Locate and copy each line in the data that contains the word "every".

[Data records]
— start —

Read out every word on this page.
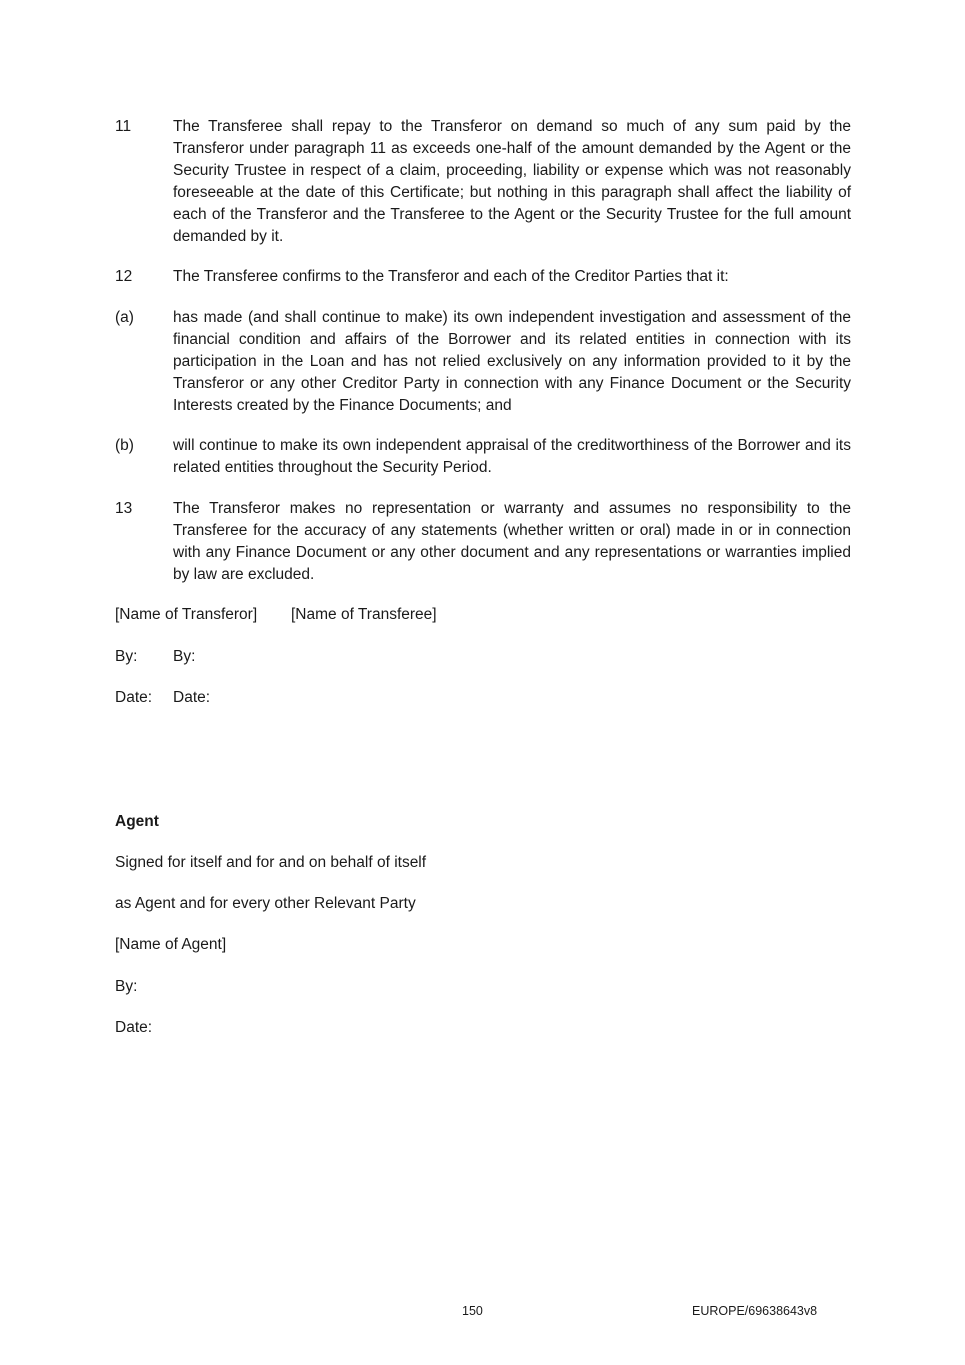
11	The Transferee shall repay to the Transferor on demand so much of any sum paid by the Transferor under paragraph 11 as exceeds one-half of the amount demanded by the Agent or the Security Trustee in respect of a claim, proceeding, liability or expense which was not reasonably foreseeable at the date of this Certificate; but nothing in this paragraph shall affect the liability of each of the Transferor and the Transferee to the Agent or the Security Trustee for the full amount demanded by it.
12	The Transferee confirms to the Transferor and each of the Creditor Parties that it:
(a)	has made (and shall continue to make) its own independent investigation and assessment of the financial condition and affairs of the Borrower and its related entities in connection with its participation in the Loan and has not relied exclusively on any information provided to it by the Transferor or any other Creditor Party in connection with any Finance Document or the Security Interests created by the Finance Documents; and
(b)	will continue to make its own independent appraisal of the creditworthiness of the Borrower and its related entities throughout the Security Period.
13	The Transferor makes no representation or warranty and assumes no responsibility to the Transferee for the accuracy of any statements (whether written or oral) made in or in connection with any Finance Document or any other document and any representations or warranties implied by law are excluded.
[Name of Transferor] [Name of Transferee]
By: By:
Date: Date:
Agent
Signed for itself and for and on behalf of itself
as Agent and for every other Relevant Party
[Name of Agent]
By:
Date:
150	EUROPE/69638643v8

— end —

Finished answer:
Read out every word on this page.
as Agent and for every other Relevant Party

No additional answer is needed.